Given data:
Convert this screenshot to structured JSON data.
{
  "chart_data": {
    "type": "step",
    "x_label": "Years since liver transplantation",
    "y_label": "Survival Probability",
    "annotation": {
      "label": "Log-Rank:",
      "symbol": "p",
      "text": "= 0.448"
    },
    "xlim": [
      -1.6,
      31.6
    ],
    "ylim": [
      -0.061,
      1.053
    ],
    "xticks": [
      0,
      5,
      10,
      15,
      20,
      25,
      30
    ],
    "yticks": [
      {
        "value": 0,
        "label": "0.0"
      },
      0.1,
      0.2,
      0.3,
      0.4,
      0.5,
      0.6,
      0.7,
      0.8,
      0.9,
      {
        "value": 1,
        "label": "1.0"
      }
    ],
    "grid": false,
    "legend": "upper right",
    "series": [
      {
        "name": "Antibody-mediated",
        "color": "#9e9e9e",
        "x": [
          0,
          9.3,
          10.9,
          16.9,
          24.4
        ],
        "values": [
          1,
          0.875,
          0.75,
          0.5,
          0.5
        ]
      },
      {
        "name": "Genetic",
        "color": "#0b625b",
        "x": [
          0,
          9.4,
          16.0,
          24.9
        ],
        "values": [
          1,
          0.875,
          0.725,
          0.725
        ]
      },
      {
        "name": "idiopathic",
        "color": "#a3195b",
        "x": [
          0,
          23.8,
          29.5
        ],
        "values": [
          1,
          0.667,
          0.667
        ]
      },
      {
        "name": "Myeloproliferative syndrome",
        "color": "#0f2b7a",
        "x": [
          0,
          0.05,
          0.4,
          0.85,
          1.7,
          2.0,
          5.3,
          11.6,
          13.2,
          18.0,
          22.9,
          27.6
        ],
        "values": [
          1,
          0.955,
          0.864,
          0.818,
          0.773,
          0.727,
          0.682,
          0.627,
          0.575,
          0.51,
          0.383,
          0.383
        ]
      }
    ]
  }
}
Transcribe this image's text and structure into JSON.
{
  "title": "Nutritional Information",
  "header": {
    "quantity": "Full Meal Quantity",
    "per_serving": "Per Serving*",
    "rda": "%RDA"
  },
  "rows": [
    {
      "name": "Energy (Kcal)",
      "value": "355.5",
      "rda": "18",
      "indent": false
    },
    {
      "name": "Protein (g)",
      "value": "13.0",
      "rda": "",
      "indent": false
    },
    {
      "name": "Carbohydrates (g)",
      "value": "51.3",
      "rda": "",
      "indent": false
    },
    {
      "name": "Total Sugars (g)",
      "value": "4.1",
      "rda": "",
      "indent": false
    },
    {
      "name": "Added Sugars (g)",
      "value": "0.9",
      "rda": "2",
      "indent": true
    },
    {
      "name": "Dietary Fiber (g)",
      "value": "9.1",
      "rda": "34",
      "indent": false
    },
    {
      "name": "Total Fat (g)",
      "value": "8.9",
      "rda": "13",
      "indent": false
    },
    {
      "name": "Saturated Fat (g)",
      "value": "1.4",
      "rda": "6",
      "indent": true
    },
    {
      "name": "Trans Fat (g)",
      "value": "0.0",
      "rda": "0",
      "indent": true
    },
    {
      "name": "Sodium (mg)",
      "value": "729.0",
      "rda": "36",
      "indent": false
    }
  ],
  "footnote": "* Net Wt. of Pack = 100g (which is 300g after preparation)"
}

Work instructions:
In full and without alteration, repeat the records.

Task response:
Convert this screenshot to structured JSON data.
{
  "chart_data": {
    "type": "step",
    "x_label": "Years since liver transplantation",
    "y_label": "Survival Probability",
    "annotation": {
      "label": "Log-Rank:",
      "symbol": "p",
      "text": "= 0.448"
    },
    "xlim": [
      -1.6,
      31.6
    ],
    "ylim": [
      -0.061,
      1.053
    ],
    "xticks": [
      0,
      5,
      10,
      15,
      20,
      25,
      30
    ],
    "yticks": [
      {
        "value": 0,
        "label": "0.0"
      },
      0.1,
      0.2,
      0.3,
      0.4,
      0.5,
      0.6,
      0.7,
      0.8,
      0.9,
      {
        "value": 1,
        "label": "1.0"
      }
    ],
    "grid": false,
    "legend": "upper right",
    "series": [
      {
        "name": "Antibody-mediated",
        "color": "#9e9e9e",
        "x": [
          0,
          9.3,
          10.9,
          16.9,
          24.4
        ],
        "values": [
          1,
          0.875,
          0.75,
          0.5,
          0.5
        ]
      },
      {
        "name": "Genetic",
        "color": "#0b625b",
        "x": [
          0,
          9.4,
          16.0,
          24.9
        ],
        "values": [
          1,
          0.875,
          0.725,
          0.725
        ]
      },
      {
        "name": "idiopathic",
        "color": "#a3195b",
        "x": [
          0,
          23.8,
          29.5
        ],
        "values": [
          1,
          0.667,
          0.667
        ]
      },
      {
        "name": "Myeloproliferative syndrome",
        "color": "#0f2b7a",
        "x": [
          0,
          0.05,
          0.4,
          0.85,
          1.7,
          2.0,
          5.3,
          11.6,
          13.2,
          18.0,
          22.9,
          27.6
        ],
        "values": [
          1,
          0.955,
          0.864,
          0.818,
          0.773,
          0.727,
          0.682,
          0.627,
          0.575,
          0.51,
          0.383,
          0.383
        ]
      }
    ]
  }
}
Transcribe this image's text and structure into JSON.
{
  "title": "Nutritional Information",
  "header": {
    "quantity": "Full Meal Quantity",
    "per_serving": "Per Serving*",
    "rda": "%RDA"
  },
  "rows": [
    {
      "name": "Energy (Kcal)",
      "value": "355.5",
      "rda": "18",
      "indent": false
    },
    {
      "name": "Protein (g)",
      "value": "13.0",
      "rda": "",
      "indent": false
    },
    {
      "name": "Carbohydrates (g)",
      "value": "51.3",
      "rda": "",
      "indent": false
    },
    {
      "name": "Total Sugars (g)",
      "value": "4.1",
      "rda": "",
      "indent": false
    },
    {
      "name": "Added Sugars (g)",
      "value": "0.9",
      "rda": "2",
      "indent": true
    },
    {
      "name": "Dietary Fiber (g)",
      "value": "9.1",
      "rda": "34",
      "indent": false
    },
    {
      "name": "Total Fat (g)",
      "value": "8.9",
      "rda": "13",
      "indent": false
    },
    {
      "name": "Saturated Fat (g)",
      "value": "1.4",
      "rda": "6",
      "indent": true
    },
    {
      "name": "Trans Fat (g)",
      "value": "0.0",
      "rda": "0",
      "indent": true
    },
    {
      "name": "Sodium (mg)",
      "value": "729.0",
      "rda": "36",
      "indent": false
    }
  ],
  "footnote": "* Net Wt. of Pack = 100g (which is 300g after preparation)"
}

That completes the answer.